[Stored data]
** Start **

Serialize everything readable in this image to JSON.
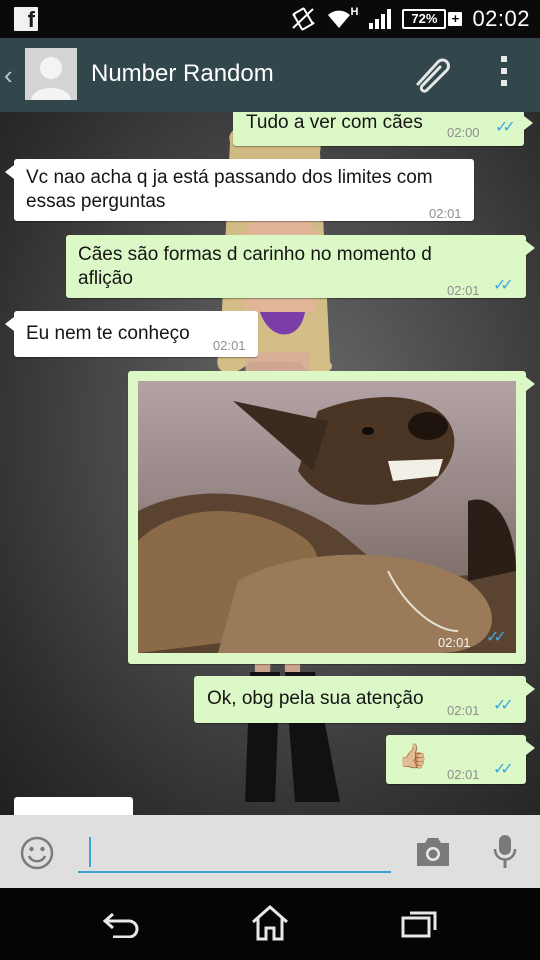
{
  "status_bar": {
    "app_icon_letter": "f",
    "network_label": "H",
    "battery_percent": "72%",
    "battery_level": 0.72,
    "charging_symbol": "+",
    "clock": "02:02"
  },
  "header": {
    "back_symbol": "‹",
    "contact_name": "Number Random",
    "icons": [
      "avatar",
      "paperclip-icon",
      "overflow-menu-icon"
    ]
  },
  "messages": [
    {
      "direction": "out",
      "text": "Tudo a ver com cães",
      "time": "02:00",
      "ticks": "✓✓"
    },
    {
      "direction": "in",
      "text": "Vc nao acha q ja está passando dos limites com essas perguntas",
      "time": "02:01"
    },
    {
      "direction": "out",
      "text": "Cães são formas d carinho no momento d aflição",
      "time": "02:01",
      "ticks": "✓✓"
    },
    {
      "direction": "in",
      "text": "Eu nem te conheço",
      "time": "02:01"
    },
    {
      "direction": "out",
      "type": "photo",
      "time": "02:01",
      "ticks": "✓✓"
    },
    {
      "direction": "out",
      "text": "Ok, obg pela sua atenção",
      "time": "02:01",
      "ticks": "✓✓"
    },
    {
      "direction": "out",
      "emoji": "👍🏼",
      "time": "02:01",
      "ticks": "✓✓"
    }
  ],
  "input_bar": {
    "placeholder": "",
    "icons": [
      "emoji-icon",
      "camera-icon",
      "microphone-icon"
    ]
  },
  "nav_bar": {
    "icons": [
      "back-icon",
      "home-icon",
      "recent-apps-icon"
    ]
  },
  "colors": {
    "header_bg": "#32474c",
    "out_bubble": "#dcf8c6",
    "in_bubble": "#ffffff",
    "read_ticks": "#3fa9e0",
    "accent": "#3aa3d6"
  }
}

** End **

◆ **TO BE DONE**
Print out every entry above without changing a word, and leave out the pictures.

◆ **FULL OUTPUT**
Serialize everything readable in this image to JSON.
{
  "status_bar": {
    "app_icon_letter": "f",
    "network_label": "H",
    "battery_percent": "72%",
    "battery_level": 0.72,
    "charging_symbol": "+",
    "clock": "02:02"
  },
  "header": {
    "back_symbol": "‹",
    "contact_name": "Number Random",
    "icons": [
      "avatar",
      "paperclip-icon",
      "overflow-menu-icon"
    ]
  },
  "messages": [
    {
      "direction": "out",
      "text": "Tudo a ver com cães",
      "time": "02:00",
      "ticks": "✓✓"
    },
    {
      "direction": "in",
      "text": "Vc nao acha q ja está passando dos limites com essas perguntas",
      "time": "02:01"
    },
    {
      "direction": "out",
      "text": "Cães são formas d carinho no momento d aflição",
      "time": "02:01",
      "ticks": "✓✓"
    },
    {
      "direction": "in",
      "text": "Eu nem te conheço",
      "time": "02:01"
    },
    {
      "direction": "out",
      "type": "photo",
      "time": "02:01",
      "ticks": "✓✓"
    },
    {
      "direction": "out",
      "text": "Ok, obg pela sua atenção",
      "time": "02:01",
      "ticks": "✓✓"
    },
    {
      "direction": "out",
      "emoji": "👍🏼",
      "time": "02:01",
      "ticks": "✓✓"
    }
  ],
  "input_bar": {
    "placeholder": "",
    "icons": [
      "emoji-icon",
      "camera-icon",
      "microphone-icon"
    ]
  },
  "nav_bar": {
    "icons": [
      "back-icon",
      "home-icon",
      "recent-apps-icon"
    ]
  },
  "colors": {
    "header_bg": "#32474c",
    "out_bubble": "#dcf8c6",
    "in_bubble": "#ffffff",
    "read_ticks": "#3fa9e0",
    "accent": "#3aa3d6"
  }
}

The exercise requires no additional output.